[RECORD LIST]
_ _ _
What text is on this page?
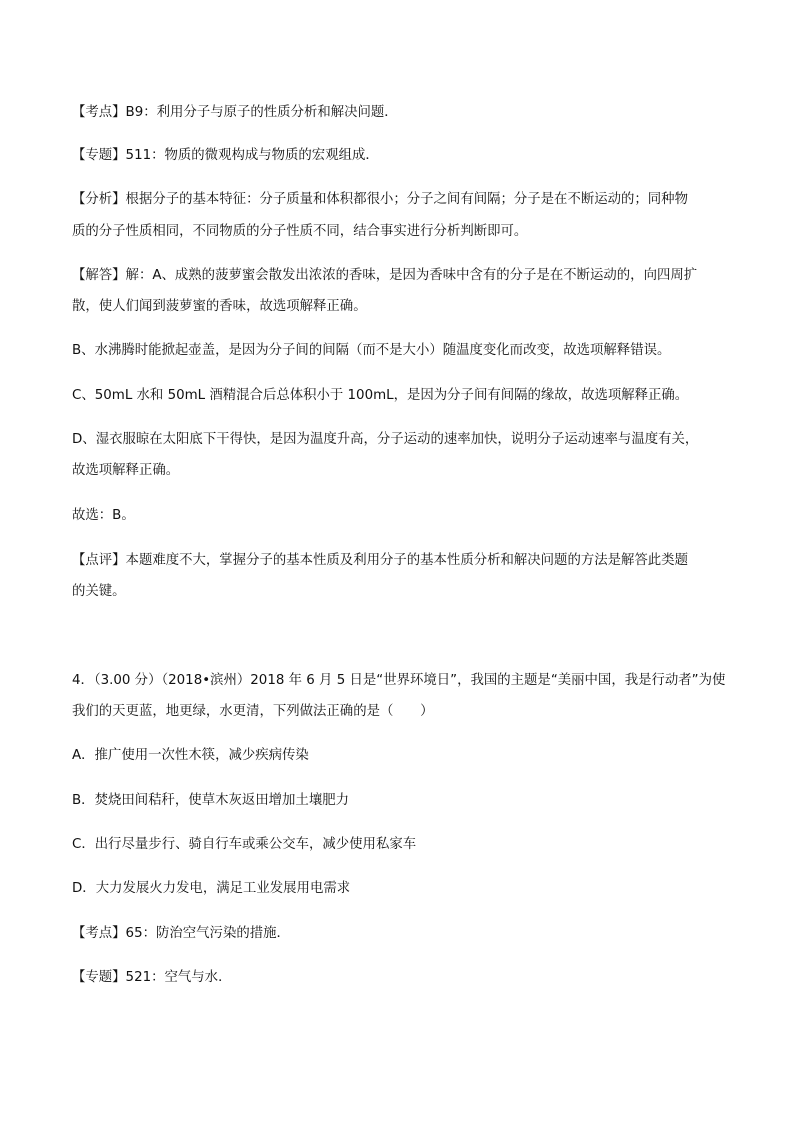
【考点】B9：利用分子与原子的性质分析和解决问题．
【专题】511：物质的微观构成与物质的宏观组成．
【分析】根据分子的基本特征：分子质量和体积都很小；分子之间有间隔；分子是在不断运动的；同种物
质的分子性质相同，不同物质的分子性质不同，结合事实进行分析判断即可。
【解答】解：A、成熟的菠萝蜜会散发出浓浓的香味，是因为香味中含有的分子是在不断运动的，向四周扩
散，使人们闻到菠萝蜜的香味，故选项解释正确。
B、水沸腾时能掀起壶盖，是因为分子间的间隔（而不是大小）随温度变化而改变，故选项解释错误。
C、50mL 水和 50mL 酒精混合后总体积小于 100mL，是因为分子间有间隔的缘故，故选项解释正确。
D、湿衣服晾在太阳底下干得快，是因为温度升高，分子运动的速率加快，说明分子运动速率与温度有关，
故选项解释正确。
故选：B。
【点评】本题难度不大，掌握分子的基本性质及利用分子的基本性质分析和解决问题的方法是解答此类题
的关键。
4．（3.00 分）（2018•滨州）2018 年 6 月 5 日是“世界环境日”，我国的主题是“美丽中国，我是行动者”为使
我们的天更蓝，地更绿，水更清，下列做法正确的是（　　）
A．推广使用一次性木筷，减少疾病传染
B．焚烧田间秸秆，使草木灰返田增加土壤肥力
C．出行尽量步行、骑自行车或乘公交车，减少使用私家车
D．大力发展火力发电，满足工业发展用电需求
【考点】65：防治空气污染的措施．
【专题】521：空气与水．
_ _ _
[YOUR INSTRUCTIONS]
The pictures should not appear in the copy; every other part of the records above must be returned exactly.

[SOLVED EXERCISE]
What text is on this page?
【考点】B9：利用分子与原子的性质分析和解决问题．
【专题】511：物质的微观构成与物质的宏观组成．
【分析】根据分子的基本特征：分子质量和体积都很小；分子之间有间隔；分子是在不断运动的；同种物
质的分子性质相同，不同物质的分子性质不同，结合事实进行分析判断即可。
【解答】解：A、成熟的菠萝蜜会散发出浓浓的香味，是因为香味中含有的分子是在不断运动的，向四周扩
散，使人们闻到菠萝蜜的香味，故选项解释正确。
B、水沸腾时能掀起壶盖，是因为分子间的间隔（而不是大小）随温度变化而改变，故选项解释错误。
C、50mL 水和 50mL 酒精混合后总体积小于 100mL，是因为分子间有间隔的缘故，故选项解释正确。
D、湿衣服晾在太阳底下干得快，是因为温度升高，分子运动的速率加快，说明分子运动速率与温度有关，
故选项解释正确。
故选：B。
【点评】本题难度不大，掌握分子的基本性质及利用分子的基本性质分析和解决问题的方法是解答此类题
的关键。
4．（3.00 分）（2018•滨州）2018 年 6 月 5 日是“世界环境日”，我国的主题是“美丽中国，我是行动者”为使
我们的天更蓝，地更绿，水更清，下列做法正确的是（　　）
A．推广使用一次性木筷，减少疾病传染
B．焚烧田间秸秆，使草木灰返田增加土壤肥力
C．出行尽量步行、骑自行车或乘公交车，减少使用私家车
D．大力发展火力发电，满足工业发展用电需求
【考点】65：防治空气污染的措施．
【专题】521：空气与水．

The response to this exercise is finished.